- _Requirements_:
[a] In the passage about Grazziotin's political career, how many votes did she receive when she was elected to the Federal Senate in 2010?
[b] List every proposal that the passage about Grazziotin's political career says she made in the Chamber.
[c] Write what comes next in the passage about Grazziotin's political career, picking up after its final sentence.

- _Selected excerpt_:
Among her proposals in the Chamber were the creation of a Green Seal for goods manufactured on the Manaus Free Trade Zone, the prohibition of the distribution of plastic bags, and the creation of the Day of African and Amerindian Culture (to be celebrated on May 13). The latter project was approved by the National Congress on March 30, 2010.

On 2010, Grazziotin ran for a seat in the Federal Senate. She was elected with 662,729 votes (22.8% of the total). Her election was rather impressive, once she defeated Arthur Virgílio, a prominent Senator from the Brazilian Social Democratic Party (PSDB). Virgílio accused Grazziotin of buying votes, the reason why he was called a "bad loser" by newsmagazine Istoé. Grazziotin claims she acted according to the Public Ministry guidelines.
On May 2, 2016, the Regional Electoral State Attorney presented a motion to the Superior Electoral Court in order to abrogate her Senate mandate for crimes against the Election Law regulations (money abuse during campaign).

- _Records from a data source_:
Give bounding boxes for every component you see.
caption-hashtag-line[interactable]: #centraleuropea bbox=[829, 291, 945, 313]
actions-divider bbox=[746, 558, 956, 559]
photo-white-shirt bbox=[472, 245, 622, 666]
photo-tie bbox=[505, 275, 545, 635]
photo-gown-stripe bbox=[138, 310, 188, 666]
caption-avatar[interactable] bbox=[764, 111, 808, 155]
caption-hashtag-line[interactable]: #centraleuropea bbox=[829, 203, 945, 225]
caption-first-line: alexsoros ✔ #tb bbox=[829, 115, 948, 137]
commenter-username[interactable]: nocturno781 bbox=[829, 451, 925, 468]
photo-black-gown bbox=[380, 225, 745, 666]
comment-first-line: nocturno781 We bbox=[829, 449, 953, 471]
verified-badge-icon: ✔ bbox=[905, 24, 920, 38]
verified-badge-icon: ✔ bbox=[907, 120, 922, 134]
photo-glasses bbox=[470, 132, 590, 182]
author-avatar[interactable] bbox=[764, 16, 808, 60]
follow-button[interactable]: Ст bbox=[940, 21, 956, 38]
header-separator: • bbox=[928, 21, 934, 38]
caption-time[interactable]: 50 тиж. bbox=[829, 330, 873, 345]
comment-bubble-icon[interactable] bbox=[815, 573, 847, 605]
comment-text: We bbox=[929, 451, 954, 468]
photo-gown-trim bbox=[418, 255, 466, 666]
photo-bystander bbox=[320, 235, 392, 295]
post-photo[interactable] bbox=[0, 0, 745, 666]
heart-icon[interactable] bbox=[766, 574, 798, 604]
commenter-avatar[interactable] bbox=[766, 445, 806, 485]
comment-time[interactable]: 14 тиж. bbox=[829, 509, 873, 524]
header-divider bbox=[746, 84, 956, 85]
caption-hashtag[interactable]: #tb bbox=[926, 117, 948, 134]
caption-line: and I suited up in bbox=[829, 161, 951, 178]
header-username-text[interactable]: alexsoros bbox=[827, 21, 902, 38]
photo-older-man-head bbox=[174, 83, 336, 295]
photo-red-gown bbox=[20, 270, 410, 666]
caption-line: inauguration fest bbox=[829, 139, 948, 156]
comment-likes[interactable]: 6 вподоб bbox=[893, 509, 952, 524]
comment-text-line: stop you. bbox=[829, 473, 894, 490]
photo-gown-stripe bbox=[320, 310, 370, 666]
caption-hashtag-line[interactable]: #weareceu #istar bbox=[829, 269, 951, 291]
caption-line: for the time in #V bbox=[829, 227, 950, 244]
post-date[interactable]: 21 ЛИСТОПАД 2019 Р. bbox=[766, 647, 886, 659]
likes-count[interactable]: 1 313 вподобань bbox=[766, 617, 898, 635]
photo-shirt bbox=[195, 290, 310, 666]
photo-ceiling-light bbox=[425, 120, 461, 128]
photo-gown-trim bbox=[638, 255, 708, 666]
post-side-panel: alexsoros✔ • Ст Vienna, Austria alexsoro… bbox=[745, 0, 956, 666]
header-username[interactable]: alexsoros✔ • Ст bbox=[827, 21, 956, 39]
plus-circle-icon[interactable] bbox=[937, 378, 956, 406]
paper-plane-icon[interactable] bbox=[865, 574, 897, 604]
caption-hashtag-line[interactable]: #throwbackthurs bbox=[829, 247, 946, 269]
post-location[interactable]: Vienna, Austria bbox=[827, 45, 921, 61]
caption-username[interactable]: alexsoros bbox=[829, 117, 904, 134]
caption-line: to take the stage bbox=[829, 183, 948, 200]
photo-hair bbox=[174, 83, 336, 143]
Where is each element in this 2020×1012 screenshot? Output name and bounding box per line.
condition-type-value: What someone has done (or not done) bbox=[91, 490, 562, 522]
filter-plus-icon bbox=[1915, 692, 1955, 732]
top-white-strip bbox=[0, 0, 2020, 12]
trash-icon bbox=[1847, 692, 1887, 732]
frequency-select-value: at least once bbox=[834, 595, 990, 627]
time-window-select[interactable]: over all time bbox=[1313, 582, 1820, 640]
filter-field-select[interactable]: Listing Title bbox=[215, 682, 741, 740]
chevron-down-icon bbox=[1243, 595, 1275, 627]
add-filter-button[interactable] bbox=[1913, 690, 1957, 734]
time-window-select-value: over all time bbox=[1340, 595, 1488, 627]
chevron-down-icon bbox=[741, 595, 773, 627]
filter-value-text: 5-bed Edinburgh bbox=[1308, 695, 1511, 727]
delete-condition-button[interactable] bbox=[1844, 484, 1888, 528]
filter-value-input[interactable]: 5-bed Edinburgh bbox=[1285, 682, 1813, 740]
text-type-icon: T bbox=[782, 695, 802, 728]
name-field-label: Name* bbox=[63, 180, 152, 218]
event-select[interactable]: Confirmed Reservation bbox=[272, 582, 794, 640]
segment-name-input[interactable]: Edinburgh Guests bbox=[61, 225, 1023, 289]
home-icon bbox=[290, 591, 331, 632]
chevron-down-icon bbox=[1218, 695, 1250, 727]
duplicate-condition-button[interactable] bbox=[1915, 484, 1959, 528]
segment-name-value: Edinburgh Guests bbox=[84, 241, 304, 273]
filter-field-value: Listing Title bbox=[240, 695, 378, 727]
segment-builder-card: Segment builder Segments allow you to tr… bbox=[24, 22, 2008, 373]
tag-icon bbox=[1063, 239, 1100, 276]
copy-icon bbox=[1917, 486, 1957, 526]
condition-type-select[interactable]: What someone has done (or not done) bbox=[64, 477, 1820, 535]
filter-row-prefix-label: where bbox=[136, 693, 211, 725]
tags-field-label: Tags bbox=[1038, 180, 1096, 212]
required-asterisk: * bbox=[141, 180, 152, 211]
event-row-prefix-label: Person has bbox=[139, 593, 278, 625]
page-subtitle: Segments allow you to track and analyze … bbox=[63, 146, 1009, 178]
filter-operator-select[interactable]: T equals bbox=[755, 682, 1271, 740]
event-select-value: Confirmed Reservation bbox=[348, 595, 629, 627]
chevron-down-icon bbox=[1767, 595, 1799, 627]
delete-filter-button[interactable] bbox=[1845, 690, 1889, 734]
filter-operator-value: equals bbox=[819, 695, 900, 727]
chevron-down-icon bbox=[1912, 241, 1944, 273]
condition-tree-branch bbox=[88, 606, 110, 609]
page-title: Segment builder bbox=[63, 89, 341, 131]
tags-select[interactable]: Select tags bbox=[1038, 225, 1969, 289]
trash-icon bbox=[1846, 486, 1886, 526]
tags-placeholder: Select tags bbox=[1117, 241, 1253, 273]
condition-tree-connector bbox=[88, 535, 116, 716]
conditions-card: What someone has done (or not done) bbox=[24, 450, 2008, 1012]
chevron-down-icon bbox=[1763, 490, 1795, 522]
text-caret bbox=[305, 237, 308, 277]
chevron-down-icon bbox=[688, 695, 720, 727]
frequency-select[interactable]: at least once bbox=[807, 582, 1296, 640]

- _Per-task outputs_:
[a] She received 662,729 votes, which was 22.8% of the total.

[b]
- The creation of a Green Seal for goods manufactured on the Manaus Free Trade Zone
- The prohibition of the distribution of plastic bags
- The creation of the Day of African and Amerindian Culture (to be celebrated on May 13)

[c]
Personal life
Grazziotin is married to fellow Communist politician Eron Bezerra, who acted as State Secretary for Rural Production in the Eduardo Braga administration and was recently elected to the Chamber of Deputies through PC do B. They have one daughter, named Rafaela.

References

External links
  Official website in the Chamber of Deputies portal
  Profile on the Vote na Web project

1961 births
Living people
People from Santa Catarina (state)
Brazilian people of Italian descent
Communist Party of Brazil politicians
Brazilian women in politics
Members of the Chamber of Deputies (Brazil) from Amazonas
Members of the Federal Senate (Brazil)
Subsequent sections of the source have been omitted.